[Items from a figure collection]
-=-=-=-=-
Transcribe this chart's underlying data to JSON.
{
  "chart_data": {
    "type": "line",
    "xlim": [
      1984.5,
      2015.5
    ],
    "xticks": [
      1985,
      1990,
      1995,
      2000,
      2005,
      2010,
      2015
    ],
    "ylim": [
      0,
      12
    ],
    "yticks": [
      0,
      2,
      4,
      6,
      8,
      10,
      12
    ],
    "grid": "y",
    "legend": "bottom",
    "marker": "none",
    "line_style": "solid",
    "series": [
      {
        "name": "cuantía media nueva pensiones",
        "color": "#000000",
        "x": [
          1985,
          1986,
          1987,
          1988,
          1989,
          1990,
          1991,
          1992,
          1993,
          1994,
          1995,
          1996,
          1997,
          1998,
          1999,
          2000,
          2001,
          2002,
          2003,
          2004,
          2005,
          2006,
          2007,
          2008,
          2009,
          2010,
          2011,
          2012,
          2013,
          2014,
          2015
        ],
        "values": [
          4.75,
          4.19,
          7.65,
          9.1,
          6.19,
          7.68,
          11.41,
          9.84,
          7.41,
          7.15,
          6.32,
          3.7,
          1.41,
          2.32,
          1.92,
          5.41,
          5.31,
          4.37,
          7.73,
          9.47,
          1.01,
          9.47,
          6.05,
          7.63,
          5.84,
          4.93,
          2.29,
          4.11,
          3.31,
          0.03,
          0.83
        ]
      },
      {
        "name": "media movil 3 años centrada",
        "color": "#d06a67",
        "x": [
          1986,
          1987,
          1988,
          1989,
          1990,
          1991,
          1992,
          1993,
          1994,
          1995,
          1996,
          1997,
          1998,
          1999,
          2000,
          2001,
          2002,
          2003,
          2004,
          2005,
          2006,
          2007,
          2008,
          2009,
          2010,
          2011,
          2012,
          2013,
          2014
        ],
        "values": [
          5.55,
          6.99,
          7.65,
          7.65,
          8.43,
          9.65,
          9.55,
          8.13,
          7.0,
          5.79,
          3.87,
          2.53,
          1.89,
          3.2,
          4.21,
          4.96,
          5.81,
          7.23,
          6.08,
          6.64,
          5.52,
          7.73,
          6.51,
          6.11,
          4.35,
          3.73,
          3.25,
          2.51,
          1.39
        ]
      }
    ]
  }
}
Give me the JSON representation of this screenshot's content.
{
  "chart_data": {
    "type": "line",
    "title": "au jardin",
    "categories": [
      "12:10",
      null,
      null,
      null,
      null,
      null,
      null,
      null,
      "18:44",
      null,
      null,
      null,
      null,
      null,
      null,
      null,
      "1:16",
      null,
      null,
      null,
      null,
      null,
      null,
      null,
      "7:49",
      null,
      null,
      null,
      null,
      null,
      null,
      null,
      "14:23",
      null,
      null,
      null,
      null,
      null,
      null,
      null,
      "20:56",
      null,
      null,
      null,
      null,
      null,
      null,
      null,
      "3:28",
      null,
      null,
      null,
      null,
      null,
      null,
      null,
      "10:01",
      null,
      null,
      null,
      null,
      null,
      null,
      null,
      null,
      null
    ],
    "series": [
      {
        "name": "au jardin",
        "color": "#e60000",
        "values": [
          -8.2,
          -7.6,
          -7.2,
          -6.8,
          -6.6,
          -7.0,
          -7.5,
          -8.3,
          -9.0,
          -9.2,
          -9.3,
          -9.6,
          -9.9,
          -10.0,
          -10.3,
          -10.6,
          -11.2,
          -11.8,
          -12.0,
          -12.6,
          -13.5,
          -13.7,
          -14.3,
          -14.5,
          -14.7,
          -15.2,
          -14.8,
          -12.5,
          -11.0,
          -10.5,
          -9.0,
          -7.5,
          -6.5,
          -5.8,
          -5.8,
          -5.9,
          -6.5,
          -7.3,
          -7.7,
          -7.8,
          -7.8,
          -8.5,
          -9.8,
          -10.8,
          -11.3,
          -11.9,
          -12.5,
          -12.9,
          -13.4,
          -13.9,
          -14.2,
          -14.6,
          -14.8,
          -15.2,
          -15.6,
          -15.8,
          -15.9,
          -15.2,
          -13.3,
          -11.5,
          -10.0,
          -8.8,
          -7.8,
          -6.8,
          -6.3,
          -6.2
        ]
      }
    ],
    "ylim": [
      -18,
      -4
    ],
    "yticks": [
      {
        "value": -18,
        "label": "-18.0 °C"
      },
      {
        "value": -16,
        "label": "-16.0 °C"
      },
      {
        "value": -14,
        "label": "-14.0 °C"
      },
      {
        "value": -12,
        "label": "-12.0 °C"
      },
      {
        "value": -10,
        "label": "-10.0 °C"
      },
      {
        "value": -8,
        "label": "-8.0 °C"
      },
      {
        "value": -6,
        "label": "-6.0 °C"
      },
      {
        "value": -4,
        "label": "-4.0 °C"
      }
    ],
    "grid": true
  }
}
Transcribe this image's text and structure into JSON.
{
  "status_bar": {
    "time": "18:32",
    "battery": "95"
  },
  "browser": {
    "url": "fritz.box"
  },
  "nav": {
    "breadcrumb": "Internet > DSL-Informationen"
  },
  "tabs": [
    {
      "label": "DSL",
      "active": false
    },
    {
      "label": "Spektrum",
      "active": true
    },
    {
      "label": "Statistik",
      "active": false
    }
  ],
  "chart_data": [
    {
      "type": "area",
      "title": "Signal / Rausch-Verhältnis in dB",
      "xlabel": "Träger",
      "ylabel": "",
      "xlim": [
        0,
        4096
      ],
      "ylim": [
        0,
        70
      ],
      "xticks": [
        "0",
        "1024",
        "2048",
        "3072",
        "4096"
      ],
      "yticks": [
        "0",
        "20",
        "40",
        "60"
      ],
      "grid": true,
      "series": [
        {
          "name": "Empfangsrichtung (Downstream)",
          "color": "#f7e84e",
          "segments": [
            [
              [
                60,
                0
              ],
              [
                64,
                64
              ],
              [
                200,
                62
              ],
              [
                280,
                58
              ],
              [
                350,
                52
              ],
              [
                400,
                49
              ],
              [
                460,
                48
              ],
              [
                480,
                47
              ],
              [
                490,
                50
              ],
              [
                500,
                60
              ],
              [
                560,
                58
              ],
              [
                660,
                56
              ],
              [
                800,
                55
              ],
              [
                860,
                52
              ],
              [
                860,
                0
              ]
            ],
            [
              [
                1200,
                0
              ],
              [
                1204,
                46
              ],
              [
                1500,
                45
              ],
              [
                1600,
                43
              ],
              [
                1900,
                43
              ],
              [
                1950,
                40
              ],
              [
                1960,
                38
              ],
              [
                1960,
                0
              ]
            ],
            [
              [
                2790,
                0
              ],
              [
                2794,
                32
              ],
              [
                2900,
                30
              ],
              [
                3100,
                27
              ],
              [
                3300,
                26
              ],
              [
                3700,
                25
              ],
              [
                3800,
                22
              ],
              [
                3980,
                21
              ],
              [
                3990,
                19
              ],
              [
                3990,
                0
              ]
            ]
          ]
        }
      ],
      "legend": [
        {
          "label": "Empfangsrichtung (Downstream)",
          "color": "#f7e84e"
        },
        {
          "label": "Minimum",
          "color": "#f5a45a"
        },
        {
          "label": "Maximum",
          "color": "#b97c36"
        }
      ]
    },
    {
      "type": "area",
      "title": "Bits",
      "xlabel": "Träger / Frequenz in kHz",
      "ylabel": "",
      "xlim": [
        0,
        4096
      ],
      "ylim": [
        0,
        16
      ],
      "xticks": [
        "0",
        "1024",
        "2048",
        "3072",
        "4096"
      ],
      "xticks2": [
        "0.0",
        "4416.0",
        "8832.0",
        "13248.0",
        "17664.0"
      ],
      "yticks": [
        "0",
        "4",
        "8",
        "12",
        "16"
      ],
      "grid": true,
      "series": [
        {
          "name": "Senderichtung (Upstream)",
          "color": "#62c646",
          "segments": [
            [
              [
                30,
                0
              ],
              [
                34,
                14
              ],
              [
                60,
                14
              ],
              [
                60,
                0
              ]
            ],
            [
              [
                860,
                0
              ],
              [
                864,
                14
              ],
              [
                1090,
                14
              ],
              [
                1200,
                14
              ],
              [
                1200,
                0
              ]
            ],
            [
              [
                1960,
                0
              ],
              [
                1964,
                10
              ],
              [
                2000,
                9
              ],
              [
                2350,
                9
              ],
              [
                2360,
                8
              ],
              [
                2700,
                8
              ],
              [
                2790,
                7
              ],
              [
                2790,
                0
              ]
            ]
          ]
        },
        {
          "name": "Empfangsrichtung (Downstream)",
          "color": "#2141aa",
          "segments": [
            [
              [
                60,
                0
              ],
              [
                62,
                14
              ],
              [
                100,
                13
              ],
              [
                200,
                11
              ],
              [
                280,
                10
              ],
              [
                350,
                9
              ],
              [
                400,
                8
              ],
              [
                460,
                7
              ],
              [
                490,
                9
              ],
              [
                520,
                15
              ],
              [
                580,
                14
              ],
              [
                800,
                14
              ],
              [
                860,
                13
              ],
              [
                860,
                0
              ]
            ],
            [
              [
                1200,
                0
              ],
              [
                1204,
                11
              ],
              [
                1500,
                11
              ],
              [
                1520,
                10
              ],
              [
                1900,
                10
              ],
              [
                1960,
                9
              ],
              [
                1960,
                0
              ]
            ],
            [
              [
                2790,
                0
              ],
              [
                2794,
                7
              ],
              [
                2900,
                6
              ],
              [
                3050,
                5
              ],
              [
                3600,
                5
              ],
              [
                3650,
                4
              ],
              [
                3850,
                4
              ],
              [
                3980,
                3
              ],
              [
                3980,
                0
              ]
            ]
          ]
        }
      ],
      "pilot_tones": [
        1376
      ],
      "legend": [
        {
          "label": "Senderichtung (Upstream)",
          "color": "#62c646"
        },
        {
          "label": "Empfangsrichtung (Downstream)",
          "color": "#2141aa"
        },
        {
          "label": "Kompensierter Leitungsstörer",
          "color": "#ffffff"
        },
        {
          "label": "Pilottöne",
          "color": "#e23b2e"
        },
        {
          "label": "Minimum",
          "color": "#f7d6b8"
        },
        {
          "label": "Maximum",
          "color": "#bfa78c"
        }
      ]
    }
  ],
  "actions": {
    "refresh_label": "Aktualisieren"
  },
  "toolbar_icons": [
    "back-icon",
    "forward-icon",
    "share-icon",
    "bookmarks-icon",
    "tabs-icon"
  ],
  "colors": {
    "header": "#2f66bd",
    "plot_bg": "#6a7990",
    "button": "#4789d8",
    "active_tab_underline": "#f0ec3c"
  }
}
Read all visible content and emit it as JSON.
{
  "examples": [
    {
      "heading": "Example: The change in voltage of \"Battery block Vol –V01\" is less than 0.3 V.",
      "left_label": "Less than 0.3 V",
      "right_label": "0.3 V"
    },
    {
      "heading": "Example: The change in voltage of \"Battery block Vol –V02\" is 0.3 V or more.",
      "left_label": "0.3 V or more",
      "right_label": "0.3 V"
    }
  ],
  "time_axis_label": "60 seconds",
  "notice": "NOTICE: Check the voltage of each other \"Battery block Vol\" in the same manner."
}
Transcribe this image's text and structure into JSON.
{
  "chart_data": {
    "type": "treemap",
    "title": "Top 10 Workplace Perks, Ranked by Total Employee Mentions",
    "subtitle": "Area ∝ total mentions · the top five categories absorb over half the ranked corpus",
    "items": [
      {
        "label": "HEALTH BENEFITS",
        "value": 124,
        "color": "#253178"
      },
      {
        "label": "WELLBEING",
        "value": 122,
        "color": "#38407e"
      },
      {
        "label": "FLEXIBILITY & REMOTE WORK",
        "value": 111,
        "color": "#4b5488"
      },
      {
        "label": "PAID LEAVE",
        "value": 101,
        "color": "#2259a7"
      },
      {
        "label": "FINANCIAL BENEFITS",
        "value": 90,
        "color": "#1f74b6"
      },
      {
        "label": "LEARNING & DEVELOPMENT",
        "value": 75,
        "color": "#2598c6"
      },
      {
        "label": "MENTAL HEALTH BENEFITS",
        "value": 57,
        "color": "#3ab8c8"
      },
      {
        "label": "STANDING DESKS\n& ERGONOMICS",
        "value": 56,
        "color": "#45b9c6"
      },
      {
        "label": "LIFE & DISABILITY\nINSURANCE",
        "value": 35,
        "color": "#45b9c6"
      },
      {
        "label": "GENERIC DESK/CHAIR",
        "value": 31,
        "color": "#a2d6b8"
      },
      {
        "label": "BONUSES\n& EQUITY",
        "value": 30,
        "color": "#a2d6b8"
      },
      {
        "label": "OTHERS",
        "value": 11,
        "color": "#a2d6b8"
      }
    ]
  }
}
-=-=-=-=-
Exercise instructions: In the listing, find each line with the string "categories" and copy it.

Worked answer:
    "categories": [
    "subtitle": "Area ∝ total mentions · the top five categories absorb over half the ranked corpus",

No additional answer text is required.